* _EXERCISE DATA_
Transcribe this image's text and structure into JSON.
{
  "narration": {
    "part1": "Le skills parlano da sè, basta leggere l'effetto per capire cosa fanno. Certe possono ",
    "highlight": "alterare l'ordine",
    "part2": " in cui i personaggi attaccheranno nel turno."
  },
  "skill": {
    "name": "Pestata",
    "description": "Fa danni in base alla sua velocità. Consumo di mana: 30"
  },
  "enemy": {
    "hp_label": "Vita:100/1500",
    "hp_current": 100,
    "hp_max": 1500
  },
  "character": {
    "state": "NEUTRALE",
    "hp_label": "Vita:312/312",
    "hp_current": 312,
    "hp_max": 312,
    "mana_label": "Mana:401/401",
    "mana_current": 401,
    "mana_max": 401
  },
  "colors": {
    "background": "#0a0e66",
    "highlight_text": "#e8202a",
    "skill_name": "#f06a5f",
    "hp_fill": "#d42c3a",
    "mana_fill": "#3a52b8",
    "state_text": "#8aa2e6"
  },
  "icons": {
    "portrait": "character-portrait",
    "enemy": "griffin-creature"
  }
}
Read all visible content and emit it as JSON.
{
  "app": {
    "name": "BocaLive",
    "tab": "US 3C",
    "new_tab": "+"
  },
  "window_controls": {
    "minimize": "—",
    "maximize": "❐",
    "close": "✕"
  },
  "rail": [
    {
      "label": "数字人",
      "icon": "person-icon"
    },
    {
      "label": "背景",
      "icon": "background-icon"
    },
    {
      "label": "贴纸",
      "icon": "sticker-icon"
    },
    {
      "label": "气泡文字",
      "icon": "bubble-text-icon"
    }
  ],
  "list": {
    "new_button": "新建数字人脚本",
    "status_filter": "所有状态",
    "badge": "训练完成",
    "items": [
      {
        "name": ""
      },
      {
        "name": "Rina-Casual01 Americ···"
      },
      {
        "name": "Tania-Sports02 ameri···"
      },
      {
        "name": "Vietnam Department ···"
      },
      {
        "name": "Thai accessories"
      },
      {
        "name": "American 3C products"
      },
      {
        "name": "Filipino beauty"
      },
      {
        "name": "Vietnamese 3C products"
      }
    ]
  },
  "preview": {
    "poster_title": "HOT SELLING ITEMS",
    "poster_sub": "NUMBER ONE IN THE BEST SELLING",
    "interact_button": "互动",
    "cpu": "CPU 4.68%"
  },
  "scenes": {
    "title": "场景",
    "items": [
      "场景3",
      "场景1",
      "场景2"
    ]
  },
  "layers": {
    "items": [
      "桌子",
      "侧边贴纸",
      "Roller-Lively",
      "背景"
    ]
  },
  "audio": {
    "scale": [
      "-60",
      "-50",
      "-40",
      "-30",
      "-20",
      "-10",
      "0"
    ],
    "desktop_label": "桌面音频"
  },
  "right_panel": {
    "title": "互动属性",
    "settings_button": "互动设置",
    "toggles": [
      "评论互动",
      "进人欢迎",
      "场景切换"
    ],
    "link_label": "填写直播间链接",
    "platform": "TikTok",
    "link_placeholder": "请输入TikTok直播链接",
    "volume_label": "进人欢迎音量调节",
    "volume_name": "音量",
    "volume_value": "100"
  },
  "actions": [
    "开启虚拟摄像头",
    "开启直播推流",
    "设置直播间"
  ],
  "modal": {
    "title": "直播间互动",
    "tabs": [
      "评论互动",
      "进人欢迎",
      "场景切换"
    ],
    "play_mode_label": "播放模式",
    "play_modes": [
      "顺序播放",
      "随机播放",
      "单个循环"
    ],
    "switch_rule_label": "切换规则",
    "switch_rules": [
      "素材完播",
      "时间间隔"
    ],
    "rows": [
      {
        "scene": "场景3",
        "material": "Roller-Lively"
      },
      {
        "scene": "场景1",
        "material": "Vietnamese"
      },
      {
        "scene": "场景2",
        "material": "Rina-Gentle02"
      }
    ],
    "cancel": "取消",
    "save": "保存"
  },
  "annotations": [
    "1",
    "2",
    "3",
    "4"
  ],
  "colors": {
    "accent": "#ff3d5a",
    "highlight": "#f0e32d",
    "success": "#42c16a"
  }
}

* _AIM_
Select all lines in the listing above where the word "SELLING" appears, and show them.

* _EXERCISE RESULT_
    "poster_title": "HOT SELLING ITEMS",
    "poster_sub": "NUMBER ONE IN THE BEST SELLING",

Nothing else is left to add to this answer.